**What you have to do**
For the listing underneath, give the count of lines containing the string "admin" and nothing further.

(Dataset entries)
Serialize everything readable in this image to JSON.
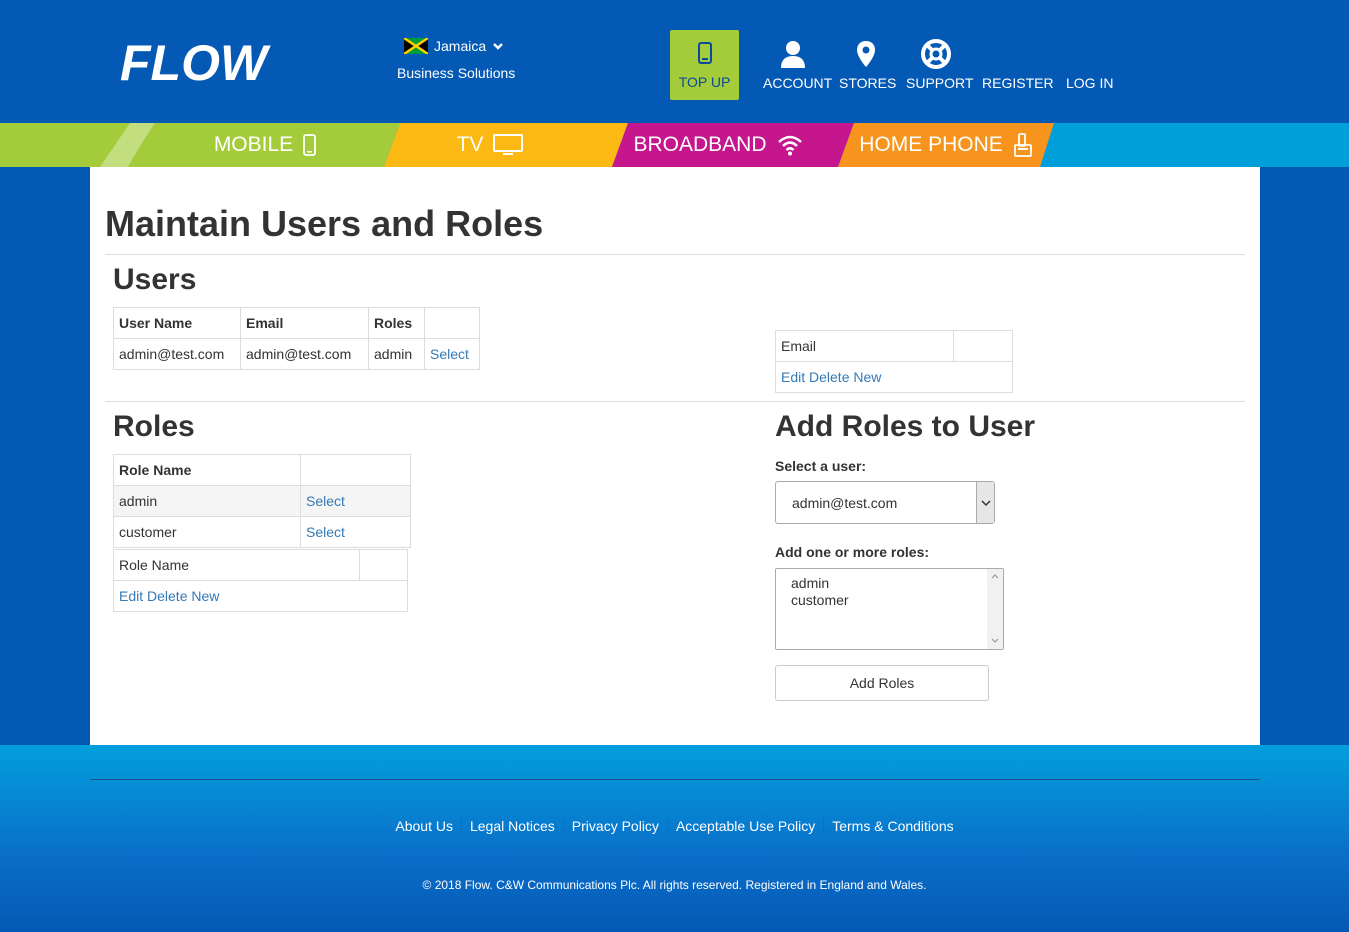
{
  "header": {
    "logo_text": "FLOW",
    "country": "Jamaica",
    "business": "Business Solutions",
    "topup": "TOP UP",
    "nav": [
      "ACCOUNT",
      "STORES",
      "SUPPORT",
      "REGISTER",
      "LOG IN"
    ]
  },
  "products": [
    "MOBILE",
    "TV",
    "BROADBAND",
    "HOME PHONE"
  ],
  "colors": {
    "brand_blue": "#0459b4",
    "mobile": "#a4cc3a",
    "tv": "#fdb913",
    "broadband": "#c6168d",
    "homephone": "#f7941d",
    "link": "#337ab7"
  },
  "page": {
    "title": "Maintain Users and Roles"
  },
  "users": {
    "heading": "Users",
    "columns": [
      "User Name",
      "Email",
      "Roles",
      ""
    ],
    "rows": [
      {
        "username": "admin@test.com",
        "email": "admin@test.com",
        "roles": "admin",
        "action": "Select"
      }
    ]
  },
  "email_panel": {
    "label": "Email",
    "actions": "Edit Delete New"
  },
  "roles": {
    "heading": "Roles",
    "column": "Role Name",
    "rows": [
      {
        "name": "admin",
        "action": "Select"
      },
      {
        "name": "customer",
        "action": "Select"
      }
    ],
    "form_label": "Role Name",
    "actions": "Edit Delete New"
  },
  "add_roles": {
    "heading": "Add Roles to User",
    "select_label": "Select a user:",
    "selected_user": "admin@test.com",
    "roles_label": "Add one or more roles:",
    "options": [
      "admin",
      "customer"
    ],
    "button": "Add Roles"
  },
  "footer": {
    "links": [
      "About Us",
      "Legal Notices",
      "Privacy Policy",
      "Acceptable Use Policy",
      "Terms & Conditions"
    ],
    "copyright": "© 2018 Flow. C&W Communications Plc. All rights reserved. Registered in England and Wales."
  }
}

**Written answer**
6